**EXERCISE**
Write each line out exactly, leaving none out.

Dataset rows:

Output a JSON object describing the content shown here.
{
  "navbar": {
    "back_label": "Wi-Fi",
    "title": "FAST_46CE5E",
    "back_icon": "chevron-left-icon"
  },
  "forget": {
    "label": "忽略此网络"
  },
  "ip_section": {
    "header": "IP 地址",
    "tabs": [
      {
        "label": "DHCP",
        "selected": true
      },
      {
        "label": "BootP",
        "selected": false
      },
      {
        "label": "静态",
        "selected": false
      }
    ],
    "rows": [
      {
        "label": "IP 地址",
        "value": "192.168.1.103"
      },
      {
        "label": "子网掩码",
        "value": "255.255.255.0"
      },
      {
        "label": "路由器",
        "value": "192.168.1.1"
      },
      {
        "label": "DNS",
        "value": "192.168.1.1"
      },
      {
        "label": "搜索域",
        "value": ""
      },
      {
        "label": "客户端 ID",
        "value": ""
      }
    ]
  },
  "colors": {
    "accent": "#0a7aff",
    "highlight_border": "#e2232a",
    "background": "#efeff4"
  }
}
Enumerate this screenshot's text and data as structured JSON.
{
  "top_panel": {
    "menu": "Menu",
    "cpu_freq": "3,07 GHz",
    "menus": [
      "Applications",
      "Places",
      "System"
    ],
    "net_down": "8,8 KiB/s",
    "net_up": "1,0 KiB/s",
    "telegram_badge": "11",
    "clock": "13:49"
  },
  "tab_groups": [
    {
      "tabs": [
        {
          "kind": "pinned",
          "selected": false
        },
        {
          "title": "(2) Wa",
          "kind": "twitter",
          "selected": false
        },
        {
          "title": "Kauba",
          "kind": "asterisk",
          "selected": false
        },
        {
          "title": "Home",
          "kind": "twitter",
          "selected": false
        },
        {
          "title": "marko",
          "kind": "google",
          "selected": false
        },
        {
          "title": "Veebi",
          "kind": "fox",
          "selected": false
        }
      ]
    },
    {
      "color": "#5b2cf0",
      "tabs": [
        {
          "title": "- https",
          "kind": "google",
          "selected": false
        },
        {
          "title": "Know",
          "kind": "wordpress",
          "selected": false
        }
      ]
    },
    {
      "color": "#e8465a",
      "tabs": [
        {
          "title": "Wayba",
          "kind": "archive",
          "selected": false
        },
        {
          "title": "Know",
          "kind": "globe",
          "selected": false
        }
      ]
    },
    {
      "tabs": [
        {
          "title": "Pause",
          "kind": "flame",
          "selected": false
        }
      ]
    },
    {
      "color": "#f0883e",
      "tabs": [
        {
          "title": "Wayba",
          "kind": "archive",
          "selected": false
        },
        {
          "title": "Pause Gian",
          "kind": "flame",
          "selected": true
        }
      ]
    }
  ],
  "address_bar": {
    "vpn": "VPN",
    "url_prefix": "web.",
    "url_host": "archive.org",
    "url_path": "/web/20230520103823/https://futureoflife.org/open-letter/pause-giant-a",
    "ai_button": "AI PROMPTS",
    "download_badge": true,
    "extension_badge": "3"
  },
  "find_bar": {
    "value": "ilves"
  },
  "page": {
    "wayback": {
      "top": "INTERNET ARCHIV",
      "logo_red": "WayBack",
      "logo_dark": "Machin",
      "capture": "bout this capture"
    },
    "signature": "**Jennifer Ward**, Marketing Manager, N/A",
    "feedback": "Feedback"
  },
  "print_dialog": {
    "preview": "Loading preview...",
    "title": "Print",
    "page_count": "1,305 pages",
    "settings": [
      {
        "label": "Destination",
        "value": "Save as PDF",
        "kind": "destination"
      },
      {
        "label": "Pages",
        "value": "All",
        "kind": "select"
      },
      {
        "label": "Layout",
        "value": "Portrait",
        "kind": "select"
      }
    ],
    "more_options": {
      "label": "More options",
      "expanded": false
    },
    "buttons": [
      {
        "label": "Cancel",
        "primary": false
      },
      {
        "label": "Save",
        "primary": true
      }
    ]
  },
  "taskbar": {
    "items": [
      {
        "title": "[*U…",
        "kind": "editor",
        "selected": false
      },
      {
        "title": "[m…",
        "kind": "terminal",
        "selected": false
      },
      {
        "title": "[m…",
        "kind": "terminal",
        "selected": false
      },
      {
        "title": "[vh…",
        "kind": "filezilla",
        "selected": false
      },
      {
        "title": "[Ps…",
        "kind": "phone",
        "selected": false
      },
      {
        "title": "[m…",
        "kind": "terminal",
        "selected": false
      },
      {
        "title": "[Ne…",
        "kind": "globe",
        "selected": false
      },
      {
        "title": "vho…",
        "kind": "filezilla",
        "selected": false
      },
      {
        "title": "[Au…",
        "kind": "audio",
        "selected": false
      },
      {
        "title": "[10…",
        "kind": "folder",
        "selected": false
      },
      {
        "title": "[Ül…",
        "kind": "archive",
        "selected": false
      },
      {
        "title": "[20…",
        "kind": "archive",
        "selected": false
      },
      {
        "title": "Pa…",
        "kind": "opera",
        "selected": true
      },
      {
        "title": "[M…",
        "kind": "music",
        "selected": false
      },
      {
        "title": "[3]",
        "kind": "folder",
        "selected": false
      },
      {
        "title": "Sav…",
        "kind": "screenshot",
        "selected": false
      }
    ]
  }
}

**OUTPUT OF THE EXERCISE**
Output a JSON object describing the content shown here.
{
  "navbar": {
    "back_label": "Wi-Fi",
    "title": "FAST_46CE5E",
    "back_icon": "chevron-left-icon"
  },
  "forget": {
    "label": "忽略此网络"
  },
  "ip_section": {
    "header": "IP 地址",
    "tabs": [
      {
        "label": "DHCP",
        "selected": true
      },
      {
        "label": "BootP",
        "selected": false
      },
      {
        "label": "静态",
        "selected": false
      }
    ],
    "rows": [
      {
        "label": "IP 地址",
        "value": "192.168.1.103"
      },
      {
        "label": "子网掩码",
        "value": "255.255.255.0"
      },
      {
        "label": "路由器",
        "value": "192.168.1.1"
      },
      {
        "label": "DNS",
        "value": "192.168.1.1"
      },
      {
        "label": "搜索域",
        "value": ""
      },
      {
        "label": "客户端 ID",
        "value": ""
      }
    ]
  },
  "colors": {
    "accent": "#0a7aff",
    "highlight_border": "#e2232a",
    "background": "#efeff4"
  }
}
Enumerate this screenshot's text and data as structured JSON.
{
  "top_panel": {
    "menu": "Menu",
    "cpu_freq": "3,07 GHz",
    "menus": [
      "Applications",
      "Places",
      "System"
    ],
    "net_down": "8,8 KiB/s",
    "net_up": "1,0 KiB/s",
    "telegram_badge": "11",
    "clock": "13:49"
  },
  "tab_groups": [
    {
      "tabs": [
        {
          "kind": "pinned",
          "selected": false
        },
        {
          "title": "(2) Wa",
          "kind": "twitter",
          "selected": false
        },
        {
          "title": "Kauba",
          "kind": "asterisk",
          "selected": false
        },
        {
          "title": "Home",
          "kind": "twitter",
          "selected": false
        },
        {
          "title": "marko",
          "kind": "google",
          "selected": false
        },
        {
          "title": "Veebi",
          "kind": "fox",
          "selected": false
        }
      ]
    },
    {
      "color": "#5b2cf0",
      "tabs": [
        {
          "title": "- https",
          "kind": "google",
          "selected": false
        },
        {
          "title": "Know",
          "kind": "wordpress",
          "selected": false
        }
      ]
    },
    {
      "color": "#e8465a",
      "tabs": [
        {
          "title": "Wayba",
          "kind": "archive",
          "selected": false
        },
        {
          "title": "Know",
          "kind": "globe",
          "selected": false
        }
      ]
    },
    {
      "tabs": [
        {
          "title": "Pause",
          "kind": "flame",
          "selected": false
        }
      ]
    },
    {
      "color": "#f0883e",
      "tabs": [
        {
          "title": "Wayba",
          "kind": "archive",
          "selected": false
        },
        {
          "title": "Pause Gian",
          "kind": "flame",
          "selected": true
        }
      ]
    }
  ],
  "address_bar": {
    "vpn": "VPN",
    "url_prefix": "web.",
    "url_host": "archive.org",
    "url_path": "/web/20230520103823/https://futureoflife.org/open-letter/pause-giant-a",
    "ai_button": "AI PROMPTS",
    "download_badge": true,
    "extension_badge": "3"
  },
  "find_bar": {
    "value": "ilves"
  },
  "page": {
    "wayback": {
      "top": "INTERNET ARCHIV",
      "logo_red": "WayBack",
      "logo_dark": "Machin",
      "capture": "bout this capture"
    },
    "signature": "**Jennifer Ward**, Marketing Manager, N/A",
    "feedback": "Feedback"
  },
  "print_dialog": {
    "preview": "Loading preview...",
    "title": "Print",
    "page_count": "1,305 pages",
    "settings": [
      {
        "label": "Destination",
        "value": "Save as PDF",
        "kind": "destination"
      },
      {
        "label": "Pages",
        "value": "All",
        "kind": "select"
      },
      {
        "label": "Layout",
        "value": "Portrait",
        "kind": "select"
      }
    ],
    "more_options": {
      "label": "More options",
      "expanded": false
    },
    "buttons": [
      {
        "label": "Cancel",
        "primary": false
      },
      {
        "label": "Save",
        "primary": true
      }
    ]
  },
  "taskbar": {
    "items": [
      {
        "title": "[*U…",
        "kind": "editor",
        "selected": false
      },
      {
        "title": "[m…",
        "kind": "terminal",
        "selected": false
      },
      {
        "title": "[m…",
        "kind": "terminal",
        "selected": false
      },
      {
        "title": "[vh…",
        "kind": "filezilla",
        "selected": false
      },
      {
        "title": "[Ps…",
        "kind": "phone",
        "selected": false
      },
      {
        "title": "[m…",
        "kind": "terminal",
        "selected": false
      },
      {
        "title": "[Ne…",
        "kind": "globe",
        "selected": false
      },
      {
        "title": "vho…",
        "kind": "filezilla",
        "selected": false
      },
      {
        "title": "[Au…",
        "kind": "audio",
        "selected": false
      },
      {
        "title": "[10…",
        "kind": "folder",
        "selected": false
      },
      {
        "title": "[Ül…",
        "kind": "archive",
        "selected": false
      },
      {
        "title": "[20…",
        "kind": "archive",
        "selected": false
      },
      {
        "title": "Pa…",
        "kind": "opera",
        "selected": true
      },
      {
        "title": "[M…",
        "kind": "music",
        "selected": false
      },
      {
        "title": "[3]",
        "kind": "folder",
        "selected": false
      },
      {
        "title": "Sav…",
        "kind": "screenshot",
        "selected": false
      }
    ]
  }
}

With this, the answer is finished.